**Stated exercise**
Within the listing below, locate all lines containing the word "image". Copy each one.

**Given information**
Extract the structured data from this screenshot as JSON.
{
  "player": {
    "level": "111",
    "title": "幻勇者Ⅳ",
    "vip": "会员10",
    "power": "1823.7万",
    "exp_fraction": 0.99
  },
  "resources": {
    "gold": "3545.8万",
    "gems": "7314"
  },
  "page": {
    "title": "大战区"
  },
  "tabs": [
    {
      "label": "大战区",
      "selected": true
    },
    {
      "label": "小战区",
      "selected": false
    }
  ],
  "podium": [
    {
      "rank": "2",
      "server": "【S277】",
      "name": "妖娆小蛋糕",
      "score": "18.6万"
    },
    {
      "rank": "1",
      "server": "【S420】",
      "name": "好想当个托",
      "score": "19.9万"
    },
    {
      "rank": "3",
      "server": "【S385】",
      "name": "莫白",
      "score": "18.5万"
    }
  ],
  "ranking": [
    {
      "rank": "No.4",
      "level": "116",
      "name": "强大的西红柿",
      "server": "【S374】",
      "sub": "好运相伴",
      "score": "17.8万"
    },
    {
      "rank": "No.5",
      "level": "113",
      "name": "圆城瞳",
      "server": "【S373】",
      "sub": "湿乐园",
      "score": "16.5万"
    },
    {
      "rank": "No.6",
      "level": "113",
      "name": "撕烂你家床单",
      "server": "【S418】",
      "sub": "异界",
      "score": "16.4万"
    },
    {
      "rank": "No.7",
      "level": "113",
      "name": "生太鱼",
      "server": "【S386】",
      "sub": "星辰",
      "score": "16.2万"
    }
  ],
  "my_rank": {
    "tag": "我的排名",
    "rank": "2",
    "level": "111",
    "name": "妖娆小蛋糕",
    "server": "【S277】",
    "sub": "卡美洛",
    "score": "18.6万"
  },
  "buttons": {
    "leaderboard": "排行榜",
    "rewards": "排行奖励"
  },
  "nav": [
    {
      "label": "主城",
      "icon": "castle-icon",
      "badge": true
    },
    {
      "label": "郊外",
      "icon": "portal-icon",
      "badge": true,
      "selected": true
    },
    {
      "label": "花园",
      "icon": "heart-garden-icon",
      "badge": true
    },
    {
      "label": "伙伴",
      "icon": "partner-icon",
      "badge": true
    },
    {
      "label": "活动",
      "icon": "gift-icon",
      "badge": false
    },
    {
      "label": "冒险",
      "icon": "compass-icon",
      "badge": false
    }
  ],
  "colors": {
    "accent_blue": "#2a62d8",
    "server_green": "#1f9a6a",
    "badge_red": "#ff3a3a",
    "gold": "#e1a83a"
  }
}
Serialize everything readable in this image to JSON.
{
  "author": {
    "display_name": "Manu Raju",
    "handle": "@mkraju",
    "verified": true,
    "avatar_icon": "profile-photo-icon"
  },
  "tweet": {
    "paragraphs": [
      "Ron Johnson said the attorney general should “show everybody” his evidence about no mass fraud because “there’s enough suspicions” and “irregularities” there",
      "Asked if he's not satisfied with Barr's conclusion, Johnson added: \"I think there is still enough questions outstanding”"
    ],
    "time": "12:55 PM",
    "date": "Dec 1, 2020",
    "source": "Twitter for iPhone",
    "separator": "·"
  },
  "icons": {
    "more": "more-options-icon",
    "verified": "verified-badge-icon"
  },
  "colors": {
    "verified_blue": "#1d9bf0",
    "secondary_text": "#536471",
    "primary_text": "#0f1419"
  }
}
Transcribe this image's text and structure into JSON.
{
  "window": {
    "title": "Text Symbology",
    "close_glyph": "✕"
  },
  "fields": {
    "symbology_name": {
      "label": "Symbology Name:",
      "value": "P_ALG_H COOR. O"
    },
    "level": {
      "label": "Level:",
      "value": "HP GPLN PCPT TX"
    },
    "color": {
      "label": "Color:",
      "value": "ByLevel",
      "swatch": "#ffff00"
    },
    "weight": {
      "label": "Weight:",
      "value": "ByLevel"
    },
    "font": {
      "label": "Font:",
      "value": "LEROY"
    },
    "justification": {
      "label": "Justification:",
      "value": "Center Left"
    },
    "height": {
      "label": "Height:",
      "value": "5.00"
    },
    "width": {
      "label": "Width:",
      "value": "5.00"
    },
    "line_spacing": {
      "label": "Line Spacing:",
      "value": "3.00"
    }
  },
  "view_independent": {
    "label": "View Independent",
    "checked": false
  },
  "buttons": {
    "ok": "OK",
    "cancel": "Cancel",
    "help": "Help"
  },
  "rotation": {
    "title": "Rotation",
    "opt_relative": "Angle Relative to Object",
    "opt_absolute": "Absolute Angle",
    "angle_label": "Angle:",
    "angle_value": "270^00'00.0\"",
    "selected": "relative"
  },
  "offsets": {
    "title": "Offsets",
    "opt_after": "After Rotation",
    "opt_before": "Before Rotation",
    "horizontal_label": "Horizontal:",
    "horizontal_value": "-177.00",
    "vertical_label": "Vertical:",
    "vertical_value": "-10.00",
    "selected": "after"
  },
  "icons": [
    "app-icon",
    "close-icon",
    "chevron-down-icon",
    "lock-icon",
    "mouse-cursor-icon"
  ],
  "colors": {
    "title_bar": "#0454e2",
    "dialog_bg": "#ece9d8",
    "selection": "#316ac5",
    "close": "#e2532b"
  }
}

**Task output**
Serialize everything readable in this image to JSON.
Transcribe this image's text and structure into JSON.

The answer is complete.